→ Instruction: Write out the records word for word, with no pictures.

→ Data lines:
⟨

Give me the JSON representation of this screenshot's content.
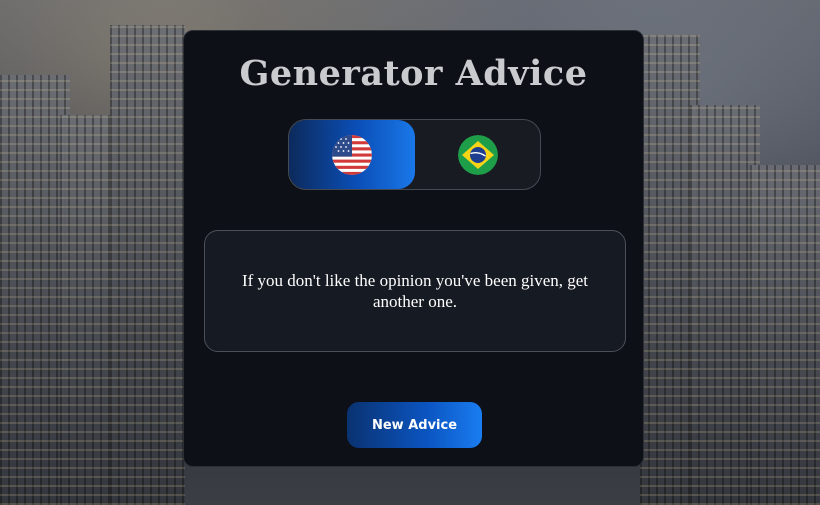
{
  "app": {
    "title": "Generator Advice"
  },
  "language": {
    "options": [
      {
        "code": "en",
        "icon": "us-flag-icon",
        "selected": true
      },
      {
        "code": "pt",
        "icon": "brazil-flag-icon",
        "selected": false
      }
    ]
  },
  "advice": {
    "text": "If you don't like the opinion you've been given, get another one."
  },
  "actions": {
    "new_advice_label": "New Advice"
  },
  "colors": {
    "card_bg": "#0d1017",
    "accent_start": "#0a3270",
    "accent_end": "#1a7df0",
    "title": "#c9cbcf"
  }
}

⟩

→ Output:
Give me the JSON representation of this screenshot's content.
{
  "app": {
    "title": "Generator Advice"
  },
  "language": {
    "options": [
      {
        "code": "en",
        "icon": "us-flag-icon",
        "selected": true
      },
      {
        "code": "pt",
        "icon": "brazil-flag-icon",
        "selected": false
      }
    ]
  },
  "advice": {
    "text": "If you don't like the opinion you've been given, get another one."
  },
  "actions": {
    "new_advice_label": "New Advice"
  },
  "colors": {
    "card_bg": "#0d1017",
    "accent_start": "#0a3270",
    "accent_end": "#1a7df0",
    "title": "#c9cbcf"
  }
}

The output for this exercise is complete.